WHAT IS EXPECTED: Word for word, repeat the entries, minus the pictures.

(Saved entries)
□ □ □

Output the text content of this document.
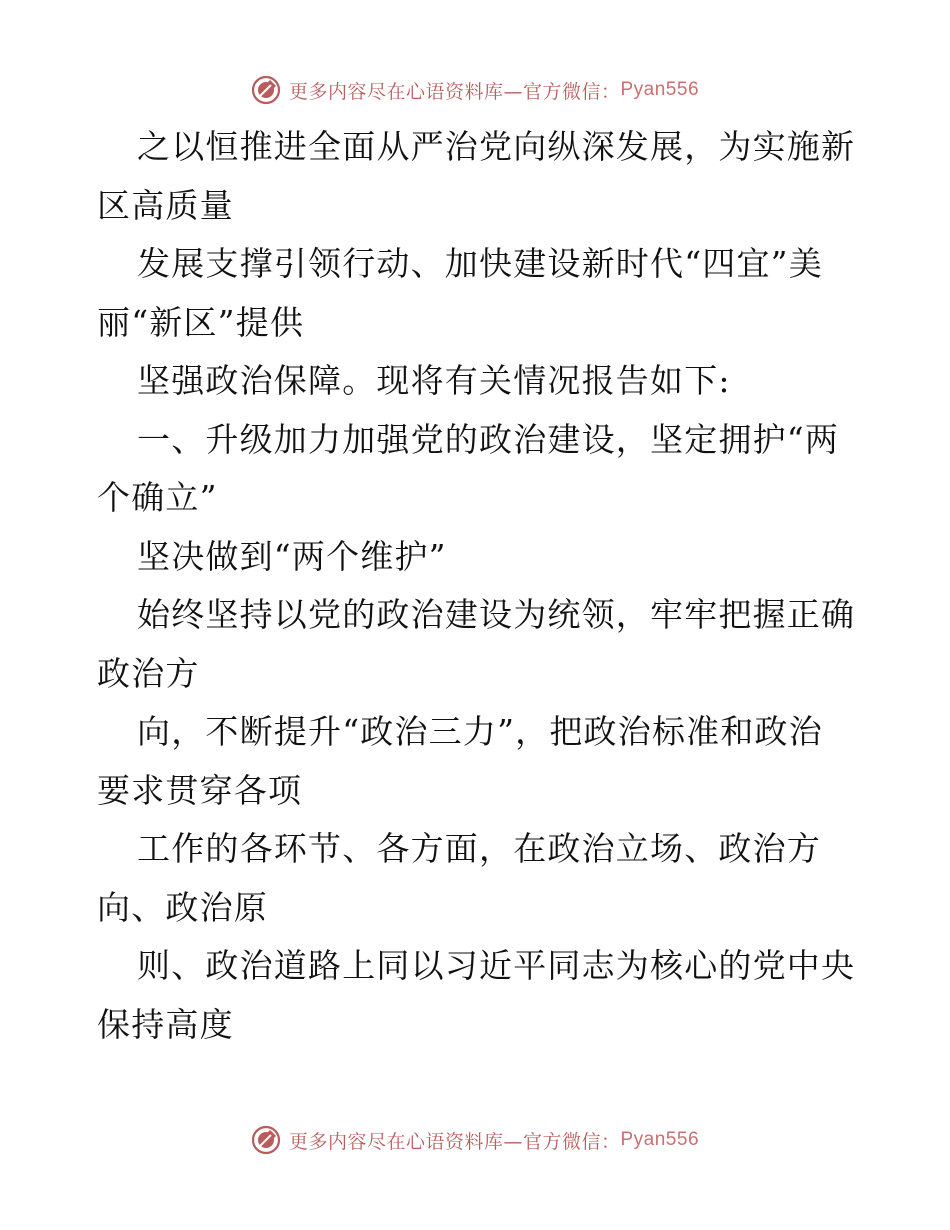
更多内容尽在心语资料库—官方微信： Pyan556
之以恒推进全面从严治党向纵深发展，为实施新
区高质量
发展支撑引领行动、加快建设新时代“四宜”美
丽“新区”提供
坚强政治保障。现将有关情况报告如下:
一、升级加力加强党的政治建设，坚定拥护“两
个确立”
坚决做到“两个维护”
始终坚持以党的政治建设为统领，牢牢把握正确
政治方
向，不断提升“政治三力”，把政治标准和政治
要求贯穿各项
工作的各环节、各方面，在政治立场、政治方
向、政治原
则、政治道路上同以习近平同志为核心的党中央
保持高度
更多内容尽在心语资料库—官方微信： Pyan556
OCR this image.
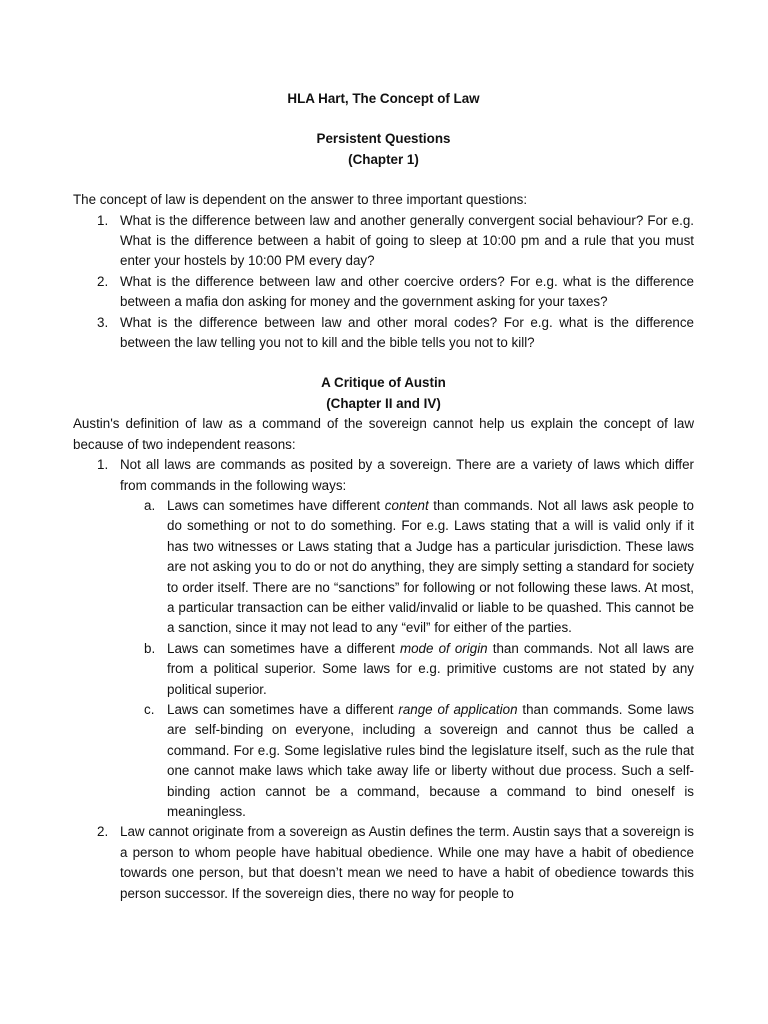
HLA Hart, The Concept of Law
Persistent Questions
(Chapter 1)
The concept of law is dependent on the answer to three important questions:
1. What is the difference between law and another generally convergent social behaviour? For e.g. What is the difference between a habit of going to sleep at 10:00 pm and a rule that you must enter your hostels by 10:00 PM every day?
2. What is the difference between law and other coercive orders? For e.g. what is the difference between a mafia don asking for money and the government asking for your taxes?
3. What is the difference between law and other moral codes? For e.g. what is the difference between the law telling you not to kill and the bible tells you not to kill?
A Critique of Austin
(Chapter II and IV)
Austin's definition of law as a command of the sovereign cannot help us explain the concept of law because of two independent reasons:
1. Not all laws are commands as posited by a sovereign. There are a variety of laws which differ from commands in the following ways:
a. Laws can sometimes have different content than commands. Not all laws ask people to do something or not to do something. For e.g. Laws stating that a will is valid only if it has two witnesses or Laws stating that a Judge has a particular jurisdiction. These laws are not asking you to do or not do anything, they are simply setting a standard for society to order itself. There are no “sanctions” for following or not following these laws. At most, a particular transaction can be either valid/invalid or liable to be quashed. This cannot be a sanction, since it may not lead to any “evil” for either of the parties.
b. Laws can sometimes have a different mode of origin than commands. Not all laws are from a political superior. Some laws for e.g. primitive customs are not stated by any political superior.
c. Laws can sometimes have a different range of application than commands. Some laws are self-binding on everyone, including a sovereign and cannot thus be called a command. For e.g. Some legislative rules bind the legislature itself, such as the rule that one cannot make laws which take away life or liberty without due process. Such a self-binding action cannot be a command, because a command to bind oneself is meaningless.
2. Law cannot originate from a sovereign as Austin defines the term. Austin says that a sovereign is a person to whom people have habitual obedience. While one may have a habit of obedience towards one person, but that doesn’t mean we need to have a habit of obedience towards this person successor. If the sovereign dies, there no way for people to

□ □ □

RESPONSE TO THIS TASK:
Output the text content of this document.
更多内容尽在心语资料库—官方微信： Pyan556
之以恒推进全面从严治党向纵深发展，为实施新
区高质量
发展支撑引领行动、加快建设新时代“四宜”美
丽“新区”提供
坚强政治保障。现将有关情况报告如下:
一、升级加力加强党的政治建设，坚定拥护“两
个确立”
坚决做到“两个维护”
始终坚持以党的政治建设为统领，牢牢把握正确
政治方
向，不断提升“政治三力”，把政治标准和政治
要求贯穿各项
工作的各环节、各方面，在政治立场、政治方
向、政治原
则、政治道路上同以习近平同志为核心的党中央
保持高度
更多内容尽在心语资料库—官方微信： Pyan556
OCR this image.
HLA Hart, The Concept of Law
Persistent Questions
(Chapter 1)
The concept of law is dependent on the answer to three important questions:
1. What is the difference between law and another generally convergent social behaviour? For e.g. What is the difference between a habit of going to sleep at 10:00 pm and a rule that you must enter your hostels by 10:00 PM every day?
2. What is the difference between law and other coercive orders? For e.g. what is the difference between a mafia don asking for money and the government asking for your taxes?
3. What is the difference between law and other moral codes? For e.g. what is the difference between the law telling you not to kill and the bible tells you not to kill?
A Critique of Austin
(Chapter II and IV)
Austin's definition of law as a command of the sovereign cannot help us explain the concept of law because of two independent reasons:
1. Not all laws are commands as posited by a sovereign. There are a variety of laws which differ from commands in the following ways:
a. Laws can sometimes have different content than commands. Not all laws ask people to do something or not to do something. For e.g. Laws stating that a will is valid only if it has two witnesses or Laws stating that a Judge has a particular jurisdiction. These laws are not asking you to do or not do anything, they are simply setting a standard for society to order itself. There are no “sanctions” for following or not following these laws. At most, a particular transaction can be either valid/invalid or liable to be quashed. This cannot be a sanction, since it may not lead to any “evil” for either of the parties.
b. Laws can sometimes have a different mode of origin than commands. Not all laws are from a political superior. Some laws for e.g. primitive customs are not stated by any political superior.
c. Laws can sometimes have a different range of application than commands. Some laws are self-binding on everyone, including a sovereign and cannot thus be called a command. For e.g. Some legislative rules bind the legislature itself, such as the rule that one cannot make laws which take away life or liberty without due process. Such a self-binding action cannot be a command, because a command to bind oneself is meaningless.
2. Law cannot originate from a sovereign as Austin defines the term. Austin says that a sovereign is a person to whom people have habitual obedience. While one may have a habit of obedience towards one person, but that doesn’t mean we need to have a habit of obedience towards this person successor. If the sovereign dies, there no way for people to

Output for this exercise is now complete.